─── Provided text ───

# 67 gto seats



## mikey gto (Jun 14, 2011)

Do orginal 67 GTO seats have head rest ? I have a set that have metal backs and head rest but not sure they are from a 67.


----------



## Eric Animal (Oct 28, 2007)

Headrests were optional in 67...post a pic.


----------



## mikey gto (Jun 14, 2011)

*seats*


----------



## Instg8ter (Sep 28, 2010)

thats them...nice score, 67's also lock in the back position where as 66' did'nt...


----------



## geeteeohguy (Feb 2, 2008)

Nice score....that's an understatement. All the one's I've seen (not many in 30 plus years) have the reclining passenger seat when headrests are spec'd . Check and see if you have an extra lever on the pass. side!!


----------



## Eric Animal (Oct 28, 2007)

Is that a nice Pontiac engine I see in the background?


----------



## mikey gto (Jun 14, 2011)

─── Information given ───

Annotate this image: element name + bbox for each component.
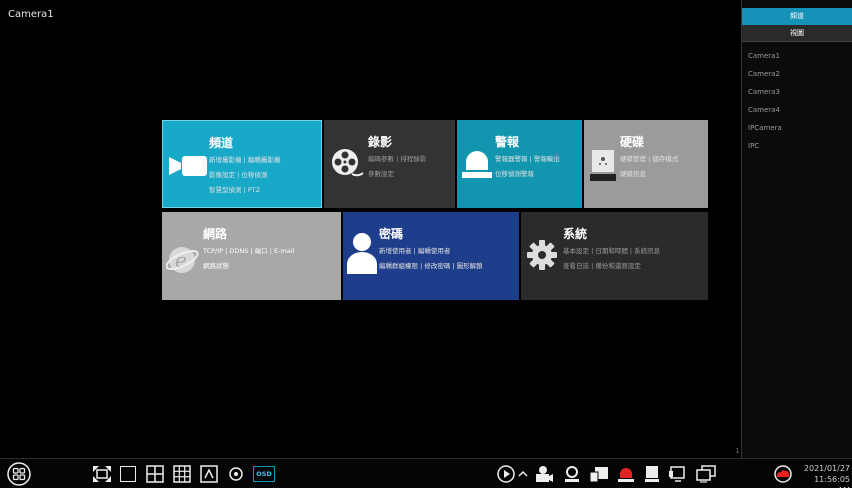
- channel-sidebar: 頻道 視圖 Camera1 Camera2 Camera3 Camera4 IP…: [741, 0, 852, 458]
- playback-icon: [497, 465, 515, 483]
- tile-title: 錄影: [368, 135, 393, 149]
- quad-view-button[interactable]: [145, 464, 165, 484]
- live-view-area[interactable]: Camera1 頻道 新增攝影機 | 編輯攝影機 影像設定 | 位移偵測 智慧型…: [0, 0, 740, 458]
- camera-icon: [169, 156, 207, 176]
- tile-title: 密碼: [379, 227, 404, 241]
- tab-channel[interactable]: 頻道: [742, 8, 852, 25]
- alarm-icon: [618, 468, 634, 482]
- fullscreen-icon: [93, 466, 111, 482]
- osd-icon: OSD: [253, 466, 275, 482]
- tile-title: 硬碟: [620, 135, 645, 149]
- tile-line[interactable]: 查看日誌 | 備份和還原設定: [563, 260, 641, 270]
- rotate-icon: [229, 467, 243, 481]
- tile-line[interactable]: 智慧型偵測 | PTZ: [209, 184, 260, 194]
- preview-icon: [669, 466, 685, 482]
- tile-line[interactable]: 影像設定 | 位移偵測: [209, 169, 267, 179]
- page-number: 1: [735, 447, 740, 455]
- alarm-button[interactable]: [616, 464, 636, 484]
- tile-line[interactable]: 新增使用者 | 編輯使用者: [379, 245, 450, 255]
- internet-explorer-icon: e: [166, 247, 199, 273]
- user-icon: [565, 466, 579, 482]
- gear-icon: [527, 240, 557, 270]
- camera-list-item[interactable]: Camera1: [742, 47, 852, 65]
- hard-disk-icon: [590, 150, 616, 181]
- start-menu-icon: [7, 462, 31, 486]
- camera-list-item[interactable]: IPC: [742, 137, 852, 155]
- rotate-button[interactable]: [226, 464, 246, 484]
- nine-view-icon: [173, 465, 191, 483]
- tile-title: 系統: [563, 227, 588, 241]
- date-text: 2021/01/27: [803, 464, 850, 473]
- tile-title: 頻道: [209, 136, 234, 150]
- menu-tile-disk[interactable]: 硬碟 硬碟管理 | 儲存模式 硬碟訊息: [584, 120, 708, 208]
- alarm-light-icon: [462, 151, 492, 178]
- sequence-button[interactable]: [199, 464, 219, 484]
- camera-title: Camera1: [8, 9, 54, 20]
- osd-button[interactable]: OSD: [252, 464, 276, 484]
- nine-view-button[interactable]: [172, 464, 192, 484]
- quad-view-icon: [146, 465, 164, 483]
- single-view-button[interactable]: [119, 464, 137, 484]
- preview-button[interactable]: [667, 464, 687, 484]
- disk-button[interactable]: [642, 464, 662, 484]
- user-button[interactable]: [562, 464, 582, 484]
- snapshot-button[interactable]: [588, 464, 610, 484]
- tile-line[interactable]: 編碼參數 | 排程錄影: [368, 153, 426, 163]
- tile-line[interactable]: TCP/IP | DDNS | 端口 | E-mail: [203, 245, 294, 255]
- tile-title: 警報: [495, 135, 520, 149]
- camera-list-item[interactable]: IPCamera: [742, 119, 852, 137]
- camera-list: Camera1 Camera2 Camera3 Camera4 IPCamera…: [742, 42, 852, 155]
- tile-line[interactable]: 硬碟訊息: [620, 168, 646, 178]
- clock: 2021/01/27 11:56:05 AM: [800, 463, 850, 488]
- expand-up-icon: [518, 470, 528, 477]
- single-view-icon: [120, 466, 136, 482]
- menu-tile-network[interactable]: e 網路 TCP/IP | DDNS | 端口 | E-mail 網路狀態: [162, 212, 341, 300]
- camera-list-item[interactable]: Camera4: [742, 101, 852, 119]
- camera-list-item[interactable]: Camera2: [742, 65, 852, 83]
- manual-record-button[interactable]: [533, 464, 555, 484]
- cloud-icon: [774, 465, 792, 483]
- tile-title: 網路: [203, 227, 228, 241]
- fullscreen-button[interactable]: [91, 464, 113, 484]
- tile-line[interactable]: 參數設定: [368, 168, 394, 178]
- camera-list-item[interactable]: Camera3: [742, 83, 852, 101]
- tile-line[interactable]: 位移偵測警報: [495, 168, 534, 178]
- tile-line[interactable]: 新增攝影機 | 編輯攝影機: [209, 154, 280, 164]
- manual-record-icon: [536, 466, 553, 482]
- start-menu-button[interactable]: [7, 462, 31, 486]
- multi-window-icon: [696, 465, 716, 483]
- expand-up-button[interactable]: [517, 464, 529, 484]
- disk-icon: [645, 466, 659, 482]
- menu-tile-system[interactable]: 系統 基本設定 | 日期和時間 | 系統訊息 查看日誌 | 備份和還原設定: [521, 212, 708, 300]
- cloud-status-button[interactable]: [771, 464, 795, 484]
- taskbar: OSD 2021/01/27 11:56:05: [0, 458, 852, 488]
- osd-label: OSD: [256, 470, 272, 478]
- playback-button[interactable]: [496, 464, 516, 484]
- menu-tile-alarm[interactable]: 警報 警報器警報 | 警報輸出 位移偵測警報: [457, 120, 582, 208]
- tile-line[interactable]: 網路狀態: [203, 260, 229, 270]
- menu-tile-record[interactable]: 錄影 編碼參數 | 排程錄影 參數設定: [324, 120, 455, 208]
- multi-window-button[interactable]: [695, 464, 717, 484]
- snapshot-icon: [589, 467, 608, 483]
- time-text: 11:56:05 AM: [814, 475, 850, 488]
- tile-line[interactable]: 編輯群組權限 | 修改密碼 | 圖形解鎖: [379, 260, 483, 270]
- tile-line[interactable]: 硬碟管理 | 儲存模式: [620, 153, 678, 163]
- film-reel-icon: [332, 149, 364, 177]
- menu-tile-channel[interactable]: 頻道 新增攝影機 | 編輯攝影機 影像設定 | 位移偵測 智慧型偵測 | PTZ: [162, 120, 322, 208]
- menu-tile-password[interactable]: 密碼 新增使用者 | 編輯使用者 編輯群組權限 | 修改密碼 | 圖形解鎖: [343, 212, 519, 300]
- user-icon: [347, 233, 377, 274]
- sequence-icon: [200, 465, 218, 483]
- tab-view[interactable]: 視圖: [742, 25, 852, 42]
- tile-line[interactable]: 基本設定 | 日期和時間 | 系統訊息: [563, 245, 660, 255]
- tile-line[interactable]: 警報器警報 | 警報輸出: [495, 153, 560, 163]
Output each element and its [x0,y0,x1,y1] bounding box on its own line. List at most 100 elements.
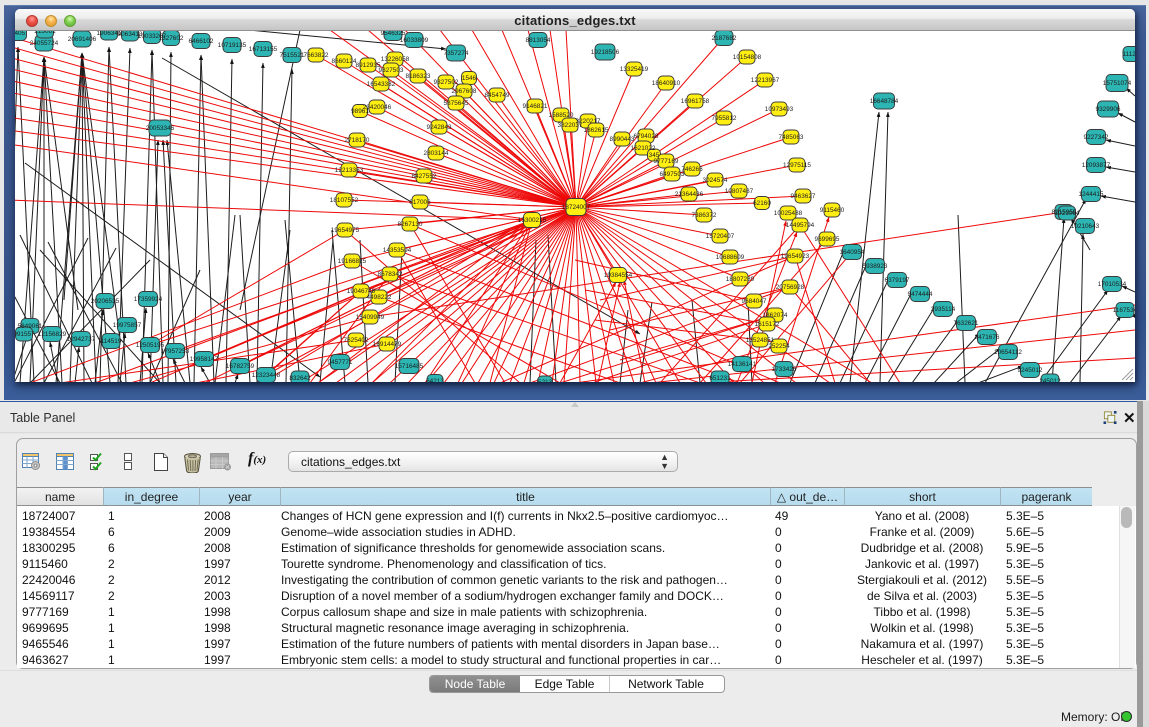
svg-text:1362615: 1362615 [584,127,609,134]
svg-text:9463627: 9463627 [791,193,816,200]
svg-text:16543382: 16543382 [367,81,396,88]
svg-text:9327502: 9327502 [434,79,459,86]
svg-text:16033809: 16033809 [400,37,429,44]
svg-text:16961758: 16961758 [681,98,710,105]
svg-text:7625402: 7625402 [344,337,369,344]
svg-text:19654923: 19654923 [781,253,810,260]
svg-text:24055724: 24055724 [30,40,59,47]
svg-text:9684047: 9684047 [742,298,767,305]
svg-text:1640954: 1640954 [840,249,865,256]
svg-text:15300215: 15300215 [518,217,547,224]
svg-text:12213967: 12213967 [751,77,780,84]
svg-text:18807289: 18807289 [726,276,755,283]
svg-text:15720407: 15720407 [706,233,735,240]
svg-text:114519: 114519 [101,338,122,345]
svg-text:12323448: 12323448 [252,372,281,379]
svg-text:7386372: 7386372 [692,212,717,219]
svg-text:12213363: 12213363 [335,167,364,174]
svg-text:19384554: 19384554 [604,272,633,279]
svg-text:991557: 991557 [15,331,35,338]
svg-text:12093877: 12093877 [1082,162,1111,169]
svg-text:5849061: 5849061 [18,323,43,330]
svg-text:10025488: 10025488 [774,210,803,217]
svg-text:9227342: 9227342 [1084,134,1109,141]
svg-text:10654112: 10654112 [994,349,1022,356]
svg-text:20206535: 20206535 [91,298,120,305]
svg-text:9777169: 9777169 [654,158,679,165]
svg-text:18640910: 18640910 [652,80,681,87]
svg-text:1327602: 1327602 [159,35,184,42]
svg-text:10719135: 10719135 [218,42,247,49]
svg-text:3822037: 3822037 [558,122,583,129]
svg-text:6794028: 6794028 [634,133,659,140]
svg-text:7663822: 7663822 [304,52,329,59]
svg-text:1167534: 1167534 [1113,307,1135,314]
svg-text:7515521: 7515521 [280,52,305,59]
svg-text:1362074: 1362074 [763,312,788,319]
svg-text:20691406: 20691406 [68,36,97,43]
svg-text:10807487: 10807487 [725,188,754,195]
svg-text:19218506: 19218506 [591,49,620,56]
svg-text:12942737: 12942737 [67,336,96,343]
svg-text:9245012: 9245012 [1018,367,1043,374]
svg-text:245012: 245012 [1039,378,1061,382]
svg-text:13325419: 13325419 [620,66,649,73]
svg-text:5213: 5213 [538,379,553,382]
svg-text:19654975: 19654975 [331,227,360,234]
svg-text:651231: 651231 [709,375,731,382]
svg-text:1621022: 1621022 [631,145,656,152]
svg-text:10973493: 10973493 [765,106,794,113]
svg-text:8186323: 8186323 [406,73,431,80]
svg-text:1021064: 1021064 [1055,210,1080,217]
svg-text:8660124: 8660124 [332,58,357,65]
svg-text:8454749: 8454749 [485,92,510,99]
svg-text:6466102: 6466102 [189,38,214,45]
svg-text:20053346: 20053346 [146,125,175,132]
svg-text:2405: 2405 [15,31,26,37]
svg-text:2803144: 2803144 [424,150,449,157]
svg-text:12975115: 12975115 [783,162,811,169]
svg-text:20756928: 20756928 [776,284,805,291]
svg-text:15409949: 15409949 [356,314,385,321]
svg-text:1615172: 1615172 [755,321,780,328]
svg-text:10154808: 10154808 [733,54,762,61]
svg-text:9115460: 9115460 [820,207,845,214]
svg-text:17359924: 17359924 [134,296,163,303]
svg-text:6497503: 6497503 [660,171,685,178]
svg-text:14136141: 14136141 [728,361,757,368]
svg-text:6379197: 6379197 [885,277,910,284]
svg-text:9146821: 9146821 [523,103,548,110]
svg-text:7485063: 7485063 [779,134,804,141]
svg-text:1588520: 1588520 [549,112,574,119]
svg-text:18107552: 18107552 [330,197,359,204]
svg-text:12156829: 12156829 [38,331,67,338]
svg-text:9699695: 9699695 [815,236,840,243]
svg-text:1733426: 1733426 [772,366,797,373]
svg-text:832642: 832642 [289,375,311,382]
svg-text:8678342: 8678342 [378,271,403,278]
svg-text:15751074: 15751074 [1103,80,1132,87]
svg-text:11123: 11123 [1123,51,1135,58]
svg-text:16782759: 16782759 [226,363,255,370]
svg-text:2187682: 2187682 [712,35,737,42]
svg-text:19166825: 19166825 [338,258,367,265]
svg-text:7357274: 7357274 [444,50,469,57]
svg-text:4498222: 4498222 [367,294,392,301]
svg-text:3024574: 3024574 [703,177,728,184]
svg-text:19975857: 19975857 [113,322,142,329]
svg-text:8912935: 8912935 [356,62,381,69]
svg-text:17957253: 17957253 [161,348,190,355]
svg-text:5875645: 5875645 [444,100,469,107]
svg-text:98961: 98961 [351,108,369,115]
svg-text:213061: 213061 [34,31,56,35]
svg-text:64213: 64213 [426,378,444,382]
svg-text:9327503: 9327503 [379,67,404,74]
svg-text:14495794: 14495794 [786,222,815,229]
svg-text:13226058: 13226058 [381,56,410,63]
svg-text:8990443: 8990443 [610,136,635,143]
svg-text:7632621: 7632621 [954,320,979,327]
svg-text:9474444: 9474444 [908,291,933,298]
svg-text:10210643: 10210643 [1071,223,1100,230]
svg-text:19958147: 19958147 [190,356,219,363]
svg-text:10688609: 10688609 [716,254,745,261]
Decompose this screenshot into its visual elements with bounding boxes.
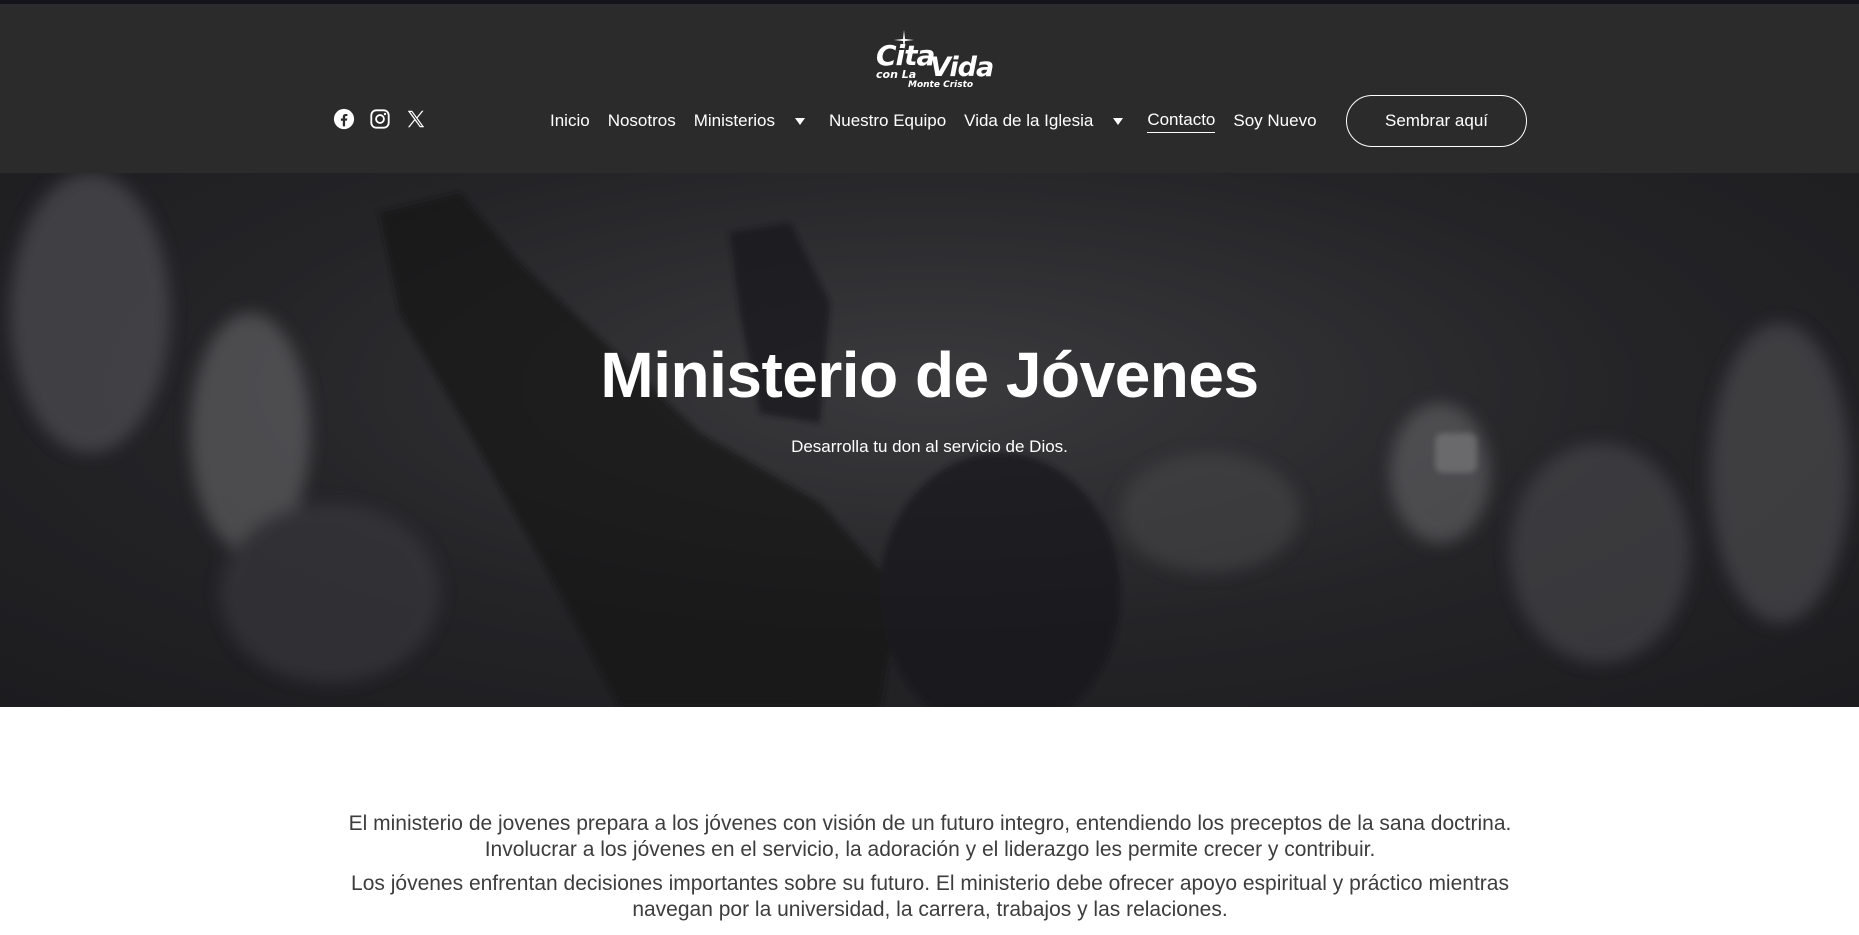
description-paragraph-2: Los jóvenes enfrentan decisiones importa… — [351, 872, 1509, 921]
ministry-description: El ministerio de jovenes prepara a los j… — [0, 707, 1859, 935]
main-navigation: Inicio Nosotros Ministerios Nuestro Equi… — [550, 108, 1335, 134]
sembrar-aqui-button[interactable]: Sembrar aquí — [1346, 95, 1527, 147]
nav-item-label: Soy Nuevo — [1233, 111, 1317, 130]
logo-text-vida: Vida — [930, 52, 994, 83]
nav-item-inicio[interactable]: Inicio — [550, 111, 590, 131]
facebook-icon[interactable] — [333, 108, 355, 130]
nav-item-label: Vida de la Iglesia — [964, 111, 1094, 130]
caret-down-icon[interactable] — [1113, 117, 1124, 125]
logo-text-monte-cristo: Monte Cristo — [908, 80, 974, 90]
site-header: Cita con La Vida Monte Cristo Inicio Nos… — [0, 4, 1859, 173]
nav-item-label: Nuestro Equipo — [828, 111, 947, 130]
caret-down-icon[interactable] — [794, 117, 805, 125]
nav-item-label: Inicio — [550, 111, 590, 130]
description-paragraph-1: El ministerio de jovenes prepara a los j… — [348, 812, 1512, 861]
nav-item-soy-nuevo[interactable]: Soy Nuevo — [1233, 111, 1316, 131]
nav-item-nuestro-equipo[interactable]: Nuestro Equipo — [829, 111, 946, 131]
nav-item-label: Contacto — [1147, 110, 1216, 133]
nav-item-label: Nosotros — [607, 111, 676, 130]
hero-banner: Ministerio de Jóvenes Desarrolla tu don … — [0, 173, 1859, 707]
page-title: Ministerio de Jóvenes — [600, 339, 1259, 411]
nav-item-ministerios[interactable]: Ministerios — [694, 111, 811, 131]
social-links — [333, 108, 427, 132]
nav-item-nosotros[interactable]: Nosotros — [608, 111, 676, 131]
instagram-icon[interactable] — [369, 108, 391, 130]
x-icon[interactable] — [405, 108, 427, 130]
church-logo[interactable]: Cita con La Vida Monte Cristo — [870, 30, 994, 90]
logo-text-cita: Cita — [876, 39, 935, 72]
hero-subtitle: Desarrolla tu don al servicio de Dios. — [791, 437, 1068, 456]
nav-item-label: Ministerios — [693, 111, 775, 130]
nav-item-vida-de-la-iglesia[interactable]: Vida de la Iglesia — [964, 111, 1129, 131]
nav-item-contacto[interactable]: Contacto — [1147, 110, 1216, 133]
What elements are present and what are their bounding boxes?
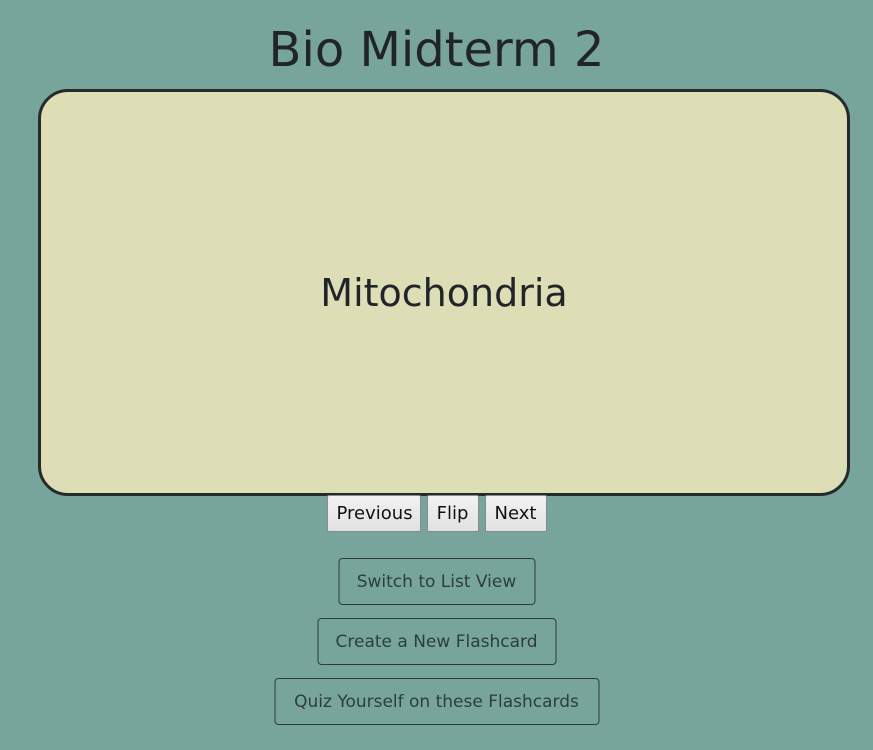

───

[Actions to take]
**1.** Output everything in the rows from the line containing "- channel-sidebar: 頻道" down to the line containing "- rotate-icon: [229, 467, 243, 481]", copied verbatim, with both of those lines included.
**2.** Go on with the forum thread about 1967 GTO seats, picking up right after its last line.

[The results]
**1.**
- channel-sidebar: 頻道 視圖 Camera1 Camera2 Camera3 Camera4 IP…: [741, 0, 852, 458]
- playback-icon: [497, 465, 515, 483]
- tile-title: 錄影: [368, 135, 393, 149]
- quad-view-button[interactable]: [145, 464, 165, 484]
- live-view-area[interactable]: Camera1 頻道 新增攝影機 | 編輯攝影機 影像設定 | 位移偵測 智慧型…: [0, 0, 740, 458]
- camera-icon: [169, 156, 207, 176]
- tile-title: 密碼: [379, 227, 404, 241]
- tab-channel[interactable]: 頻道: [742, 8, 852, 25]
- alarm-icon: [618, 468, 634, 482]
- fullscreen-icon: [93, 466, 111, 482]
- osd-icon: OSD: [253, 466, 275, 482]
- tile-title: 硬碟: [620, 135, 645, 149]
- tile-line[interactable]: 查看日誌 | 備份和還原設定: [563, 260, 641, 270]
- rotate-icon: [229, 467, 243, 481]

**2.**
*engine*

Yes just got it;
ws block 30over
670-d-heads
ra manifolds coated with eastwood ceramic iron,not sure what that will do for the motor ?
new rochester carb
all date correct
The guy just got it back from the shop all new.I gave 1500.00 with a guaranteed-good deal ?


----------



## Eric Animal (Oct 28, 2007)

I think so!:cheers


----------



## FlambeauHO (Nov 24, 2011)

Sounds like a good deal to me!


----------



## billcocarb (Aug 12, 2011)

That's a great deal on the engine. I have over $2200 just in all the parts in my WT motor!!!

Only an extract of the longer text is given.